TASK TO COMPLETE
The data below is to be returned in full and exactly.

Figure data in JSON

● ● ●

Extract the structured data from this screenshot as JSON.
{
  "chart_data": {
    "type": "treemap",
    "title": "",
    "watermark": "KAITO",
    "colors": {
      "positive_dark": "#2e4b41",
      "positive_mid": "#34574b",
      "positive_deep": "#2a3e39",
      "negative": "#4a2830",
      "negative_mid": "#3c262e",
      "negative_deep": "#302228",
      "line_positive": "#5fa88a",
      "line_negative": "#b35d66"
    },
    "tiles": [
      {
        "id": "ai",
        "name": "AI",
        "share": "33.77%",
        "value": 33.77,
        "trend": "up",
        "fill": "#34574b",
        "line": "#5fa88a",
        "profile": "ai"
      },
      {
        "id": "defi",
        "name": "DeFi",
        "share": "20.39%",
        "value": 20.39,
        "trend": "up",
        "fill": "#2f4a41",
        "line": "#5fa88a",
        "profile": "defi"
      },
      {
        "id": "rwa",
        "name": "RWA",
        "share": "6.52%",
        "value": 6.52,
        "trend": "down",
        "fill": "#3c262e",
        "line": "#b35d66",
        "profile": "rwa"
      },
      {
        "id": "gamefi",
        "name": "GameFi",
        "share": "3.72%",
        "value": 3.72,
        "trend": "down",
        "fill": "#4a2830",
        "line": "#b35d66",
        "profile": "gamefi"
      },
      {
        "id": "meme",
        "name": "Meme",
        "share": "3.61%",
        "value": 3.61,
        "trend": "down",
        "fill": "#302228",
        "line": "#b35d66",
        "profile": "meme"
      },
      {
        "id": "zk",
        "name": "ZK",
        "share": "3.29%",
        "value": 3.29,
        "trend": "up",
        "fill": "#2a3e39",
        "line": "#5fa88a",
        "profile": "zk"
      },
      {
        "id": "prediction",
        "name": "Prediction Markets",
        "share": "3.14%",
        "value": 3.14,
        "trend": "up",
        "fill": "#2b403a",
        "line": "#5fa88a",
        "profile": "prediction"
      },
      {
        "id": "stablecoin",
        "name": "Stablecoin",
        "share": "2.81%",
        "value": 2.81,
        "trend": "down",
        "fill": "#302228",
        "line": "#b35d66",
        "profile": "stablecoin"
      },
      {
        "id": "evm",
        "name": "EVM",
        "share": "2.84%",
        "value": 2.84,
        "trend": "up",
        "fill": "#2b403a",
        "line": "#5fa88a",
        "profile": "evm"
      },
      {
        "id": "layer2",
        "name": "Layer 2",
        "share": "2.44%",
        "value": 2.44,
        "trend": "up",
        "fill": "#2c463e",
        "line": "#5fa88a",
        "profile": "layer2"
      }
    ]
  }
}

● ● ●

ANSWER
Extract the structured data from this screenshot as JSON.
{
  "chart_data": {
    "type": "treemap",
    "title": "",
    "watermark": "KAITO",
    "colors": {
      "positive_dark": "#2e4b41",
      "positive_mid": "#34574b",
      "positive_deep": "#2a3e39",
      "negative": "#4a2830",
      "negative_mid": "#3c262e",
      "negative_deep": "#302228",
      "line_positive": "#5fa88a",
      "line_negative": "#b35d66"
    },
    "tiles": [
      {
        "id": "ai",
        "name": "AI",
        "share": "33.77%",
        "value": 33.77,
        "trend": "up",
        "fill": "#34574b",
        "line": "#5fa88a",
        "profile": "ai"
      },
      {
        "id": "defi",
        "name": "DeFi",
        "share": "20.39%",
        "value": 20.39,
        "trend": "up",
        "fill": "#2f4a41",
        "line": "#5fa88a",
        "profile": "defi"
      },
      {
        "id": "rwa",
        "name": "RWA",
        "share": "6.52%",
        "value": 6.52,
        "trend": "down",
        "fill": "#3c262e",
        "line": "#b35d66",
        "profile": "rwa"
      },
      {
        "id": "gamefi",
        "name": "GameFi",
        "share": "3.72%",
        "value": 3.72,
        "trend": "down",
        "fill": "#4a2830",
        "line": "#b35d66",
        "profile": "gamefi"
      },
      {
        "id": "meme",
        "name": "Meme",
        "share": "3.61%",
        "value": 3.61,
        "trend": "down",
        "fill": "#302228",
        "line": "#b35d66",
        "profile": "meme"
      },
      {
        "id": "zk",
        "name": "ZK",
        "share": "3.29%",
        "value": 3.29,
        "trend": "up",
        "fill": "#2a3e39",
        "line": "#5fa88a",
        "profile": "zk"
      },
      {
        "id": "prediction",
        "name": "Prediction Markets",
        "share": "3.14%",
        "value": 3.14,
        "trend": "up",
        "fill": "#2b403a",
        "line": "#5fa88a",
        "profile": "prediction"
      },
      {
        "id": "stablecoin",
        "name": "Stablecoin",
        "share": "2.81%",
        "value": 2.81,
        "trend": "down",
        "fill": "#302228",
        "line": "#b35d66",
        "profile": "stablecoin"
      },
      {
        "id": "evm",
        "name": "EVM",
        "share": "2.84%",
        "value": 2.84,
        "trend": "up",
        "fill": "#2b403a",
        "line": "#5fa88a",
        "profile": "evm"
      },
      {
        "id": "layer2",
        "name": "Layer 2",
        "share": "2.44%",
        "value": 2.44,
        "trend": "up",
        "fill": "#2c463e",
        "line": "#5fa88a",
        "profile": "layer2"
      }
    ]
  }
}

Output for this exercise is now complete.